Starting at the first row and ending at the row containing "851, 1612, 857]", rewrite those rows with "x-tick-label" renamed to "x-axis-tick" and every other character left unchanged.

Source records
+++++
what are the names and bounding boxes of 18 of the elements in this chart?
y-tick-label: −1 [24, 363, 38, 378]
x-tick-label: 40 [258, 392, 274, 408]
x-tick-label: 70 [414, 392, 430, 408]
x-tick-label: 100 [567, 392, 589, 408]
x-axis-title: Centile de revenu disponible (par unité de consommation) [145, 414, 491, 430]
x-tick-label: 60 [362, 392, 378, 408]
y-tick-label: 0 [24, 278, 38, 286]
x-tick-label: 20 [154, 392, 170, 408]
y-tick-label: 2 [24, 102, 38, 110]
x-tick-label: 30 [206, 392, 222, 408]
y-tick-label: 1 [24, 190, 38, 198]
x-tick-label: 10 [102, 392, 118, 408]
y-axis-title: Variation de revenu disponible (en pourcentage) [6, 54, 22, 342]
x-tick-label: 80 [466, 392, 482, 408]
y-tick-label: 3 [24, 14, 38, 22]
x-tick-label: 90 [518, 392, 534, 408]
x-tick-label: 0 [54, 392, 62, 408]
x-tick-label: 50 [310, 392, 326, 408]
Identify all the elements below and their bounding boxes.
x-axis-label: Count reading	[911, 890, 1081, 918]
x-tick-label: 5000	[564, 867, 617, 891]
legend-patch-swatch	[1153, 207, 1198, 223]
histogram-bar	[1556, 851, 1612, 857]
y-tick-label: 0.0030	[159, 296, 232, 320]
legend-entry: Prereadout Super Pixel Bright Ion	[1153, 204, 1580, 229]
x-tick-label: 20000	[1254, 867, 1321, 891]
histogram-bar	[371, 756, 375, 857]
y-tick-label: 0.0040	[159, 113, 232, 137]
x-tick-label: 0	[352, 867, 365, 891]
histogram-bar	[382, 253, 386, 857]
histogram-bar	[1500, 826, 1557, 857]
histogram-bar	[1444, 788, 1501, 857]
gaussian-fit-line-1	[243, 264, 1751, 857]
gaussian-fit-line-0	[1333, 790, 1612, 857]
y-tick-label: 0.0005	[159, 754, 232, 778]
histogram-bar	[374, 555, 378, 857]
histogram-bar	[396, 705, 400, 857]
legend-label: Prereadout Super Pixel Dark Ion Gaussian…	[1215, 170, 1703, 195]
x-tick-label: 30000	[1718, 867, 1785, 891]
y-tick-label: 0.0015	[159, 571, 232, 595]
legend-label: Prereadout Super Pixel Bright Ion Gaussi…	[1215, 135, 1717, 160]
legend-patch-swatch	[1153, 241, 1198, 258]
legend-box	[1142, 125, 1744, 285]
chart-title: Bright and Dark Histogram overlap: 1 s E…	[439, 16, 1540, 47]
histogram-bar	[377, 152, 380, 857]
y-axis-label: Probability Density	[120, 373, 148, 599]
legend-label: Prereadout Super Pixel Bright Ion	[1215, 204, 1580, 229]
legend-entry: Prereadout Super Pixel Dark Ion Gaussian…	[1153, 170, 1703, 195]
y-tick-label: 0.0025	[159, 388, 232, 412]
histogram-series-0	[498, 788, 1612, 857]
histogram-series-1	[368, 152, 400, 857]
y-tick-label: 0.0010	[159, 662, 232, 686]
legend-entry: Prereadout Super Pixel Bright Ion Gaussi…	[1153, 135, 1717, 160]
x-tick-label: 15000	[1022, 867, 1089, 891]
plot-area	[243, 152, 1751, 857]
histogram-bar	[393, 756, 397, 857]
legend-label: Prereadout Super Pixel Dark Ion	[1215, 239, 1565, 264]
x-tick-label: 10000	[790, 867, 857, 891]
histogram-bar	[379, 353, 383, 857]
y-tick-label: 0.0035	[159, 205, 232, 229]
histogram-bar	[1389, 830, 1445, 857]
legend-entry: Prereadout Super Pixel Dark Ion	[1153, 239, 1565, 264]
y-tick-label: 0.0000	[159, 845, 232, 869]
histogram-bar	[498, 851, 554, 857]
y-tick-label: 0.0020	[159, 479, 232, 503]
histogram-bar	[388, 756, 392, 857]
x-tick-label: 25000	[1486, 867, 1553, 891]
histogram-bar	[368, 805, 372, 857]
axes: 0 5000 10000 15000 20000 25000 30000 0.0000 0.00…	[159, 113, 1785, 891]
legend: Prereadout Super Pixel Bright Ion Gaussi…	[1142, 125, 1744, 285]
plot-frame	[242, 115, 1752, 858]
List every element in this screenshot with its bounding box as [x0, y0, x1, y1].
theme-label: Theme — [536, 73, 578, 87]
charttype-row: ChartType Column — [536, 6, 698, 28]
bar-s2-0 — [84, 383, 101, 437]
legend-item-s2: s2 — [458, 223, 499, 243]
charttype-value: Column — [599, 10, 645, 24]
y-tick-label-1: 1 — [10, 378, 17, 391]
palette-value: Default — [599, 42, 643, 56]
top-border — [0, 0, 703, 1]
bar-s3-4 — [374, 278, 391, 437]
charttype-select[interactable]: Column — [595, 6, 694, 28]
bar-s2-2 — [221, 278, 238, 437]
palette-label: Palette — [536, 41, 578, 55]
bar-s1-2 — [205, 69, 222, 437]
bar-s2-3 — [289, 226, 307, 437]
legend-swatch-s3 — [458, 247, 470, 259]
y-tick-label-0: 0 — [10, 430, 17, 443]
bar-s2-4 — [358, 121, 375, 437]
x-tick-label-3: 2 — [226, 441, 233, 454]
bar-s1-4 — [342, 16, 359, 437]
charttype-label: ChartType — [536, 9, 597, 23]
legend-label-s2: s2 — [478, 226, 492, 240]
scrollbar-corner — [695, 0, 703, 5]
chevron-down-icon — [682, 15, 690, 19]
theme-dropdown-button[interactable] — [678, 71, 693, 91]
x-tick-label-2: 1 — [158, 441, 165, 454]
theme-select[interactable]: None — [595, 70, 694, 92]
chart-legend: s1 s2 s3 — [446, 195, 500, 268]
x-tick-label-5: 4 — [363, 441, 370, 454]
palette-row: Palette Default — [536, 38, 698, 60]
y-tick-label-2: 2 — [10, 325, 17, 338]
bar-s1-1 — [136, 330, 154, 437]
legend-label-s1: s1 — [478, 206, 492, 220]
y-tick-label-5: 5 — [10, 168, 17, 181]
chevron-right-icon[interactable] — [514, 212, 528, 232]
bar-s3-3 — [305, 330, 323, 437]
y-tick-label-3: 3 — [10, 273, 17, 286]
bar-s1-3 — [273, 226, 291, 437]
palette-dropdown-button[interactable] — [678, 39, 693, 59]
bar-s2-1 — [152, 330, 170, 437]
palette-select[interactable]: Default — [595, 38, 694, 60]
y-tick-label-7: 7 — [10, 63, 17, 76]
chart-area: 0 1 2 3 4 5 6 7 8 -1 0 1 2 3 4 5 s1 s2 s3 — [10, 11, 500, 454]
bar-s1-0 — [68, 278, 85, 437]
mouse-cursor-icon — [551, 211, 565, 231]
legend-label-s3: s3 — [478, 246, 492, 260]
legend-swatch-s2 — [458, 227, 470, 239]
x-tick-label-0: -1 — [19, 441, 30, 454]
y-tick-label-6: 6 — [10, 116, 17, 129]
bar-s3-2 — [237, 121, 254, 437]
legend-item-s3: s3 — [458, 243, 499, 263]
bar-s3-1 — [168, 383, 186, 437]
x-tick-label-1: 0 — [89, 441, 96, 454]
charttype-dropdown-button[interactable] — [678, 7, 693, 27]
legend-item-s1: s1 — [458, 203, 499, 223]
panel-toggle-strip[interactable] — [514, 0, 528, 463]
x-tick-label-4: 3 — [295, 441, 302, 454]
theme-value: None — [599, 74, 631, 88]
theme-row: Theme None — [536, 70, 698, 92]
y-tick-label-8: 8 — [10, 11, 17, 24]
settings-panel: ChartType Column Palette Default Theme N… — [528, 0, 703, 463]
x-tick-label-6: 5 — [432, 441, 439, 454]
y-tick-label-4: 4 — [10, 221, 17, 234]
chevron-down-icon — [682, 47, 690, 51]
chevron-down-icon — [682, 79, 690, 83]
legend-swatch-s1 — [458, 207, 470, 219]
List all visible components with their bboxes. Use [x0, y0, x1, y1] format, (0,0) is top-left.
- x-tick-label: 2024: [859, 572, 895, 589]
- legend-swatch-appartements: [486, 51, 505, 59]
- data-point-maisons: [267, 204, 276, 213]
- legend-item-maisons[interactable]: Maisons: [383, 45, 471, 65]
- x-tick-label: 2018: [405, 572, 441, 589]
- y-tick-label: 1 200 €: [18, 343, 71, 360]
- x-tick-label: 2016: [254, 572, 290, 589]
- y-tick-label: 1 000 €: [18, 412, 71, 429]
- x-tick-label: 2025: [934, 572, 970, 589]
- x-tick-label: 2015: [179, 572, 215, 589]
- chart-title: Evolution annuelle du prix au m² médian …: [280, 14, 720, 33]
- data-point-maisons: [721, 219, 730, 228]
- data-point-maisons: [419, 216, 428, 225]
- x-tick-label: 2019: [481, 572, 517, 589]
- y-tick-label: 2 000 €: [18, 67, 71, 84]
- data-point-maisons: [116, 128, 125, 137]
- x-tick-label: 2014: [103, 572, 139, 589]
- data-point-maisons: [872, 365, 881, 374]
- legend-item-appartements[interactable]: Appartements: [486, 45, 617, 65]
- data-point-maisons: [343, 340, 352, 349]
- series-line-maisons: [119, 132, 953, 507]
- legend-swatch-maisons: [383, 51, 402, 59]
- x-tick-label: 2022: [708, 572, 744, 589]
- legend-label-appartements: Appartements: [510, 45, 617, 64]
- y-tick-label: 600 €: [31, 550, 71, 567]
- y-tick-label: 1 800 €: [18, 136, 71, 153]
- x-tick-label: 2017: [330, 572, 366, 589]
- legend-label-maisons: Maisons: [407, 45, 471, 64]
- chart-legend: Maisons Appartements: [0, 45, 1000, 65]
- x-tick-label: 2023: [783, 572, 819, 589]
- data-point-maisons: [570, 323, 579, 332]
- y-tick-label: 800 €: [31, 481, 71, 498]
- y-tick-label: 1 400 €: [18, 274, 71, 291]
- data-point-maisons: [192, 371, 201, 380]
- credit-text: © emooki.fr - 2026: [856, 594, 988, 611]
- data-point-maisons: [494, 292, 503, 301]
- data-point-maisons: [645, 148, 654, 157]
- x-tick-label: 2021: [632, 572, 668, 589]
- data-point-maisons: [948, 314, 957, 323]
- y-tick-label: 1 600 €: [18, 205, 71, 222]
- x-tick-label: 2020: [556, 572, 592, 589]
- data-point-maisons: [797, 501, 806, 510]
+++++
● **Result for this task**
what are the names and bounding boxes of 18 of the elements in this chart?
y-tick-label: −1 [24, 363, 38, 378]
x-axis-tick: 40 [258, 392, 274, 408]
x-axis-tick: 70 [414, 392, 430, 408]
x-axis-tick: 100 [567, 392, 589, 408]
x-axis-title: Centile de revenu disponible (par unité de consommation) [145, 414, 491, 430]
x-axis-tick: 60 [362, 392, 378, 408]
y-tick-label: 0 [24, 278, 38, 286]
x-axis-tick: 20 [154, 392, 170, 408]
y-tick-label: 2 [24, 102, 38, 110]
x-axis-tick: 30 [206, 392, 222, 408]
y-tick-label: 1 [24, 190, 38, 198]
x-axis-tick: 10 [102, 392, 118, 408]
y-axis-title: Variation de revenu disponible (en pourcentage) [6, 54, 22, 342]
x-axis-tick: 80 [466, 392, 482, 408]
y-tick-label: 3 [24, 14, 38, 22]
x-axis-tick: 90 [518, 392, 534, 408]
x-axis-tick: 0 [54, 392, 62, 408]
x-axis-tick: 50 [310, 392, 326, 408]
Identify all the elements below and their bounding boxes.
x-axis-label: Count reading	[911, 890, 1081, 918]
x-axis-tick: 5000	[564, 867, 617, 891]
legend-patch-swatch	[1153, 207, 1198, 223]
histogram-bar	[1556, 851, 1612, 857]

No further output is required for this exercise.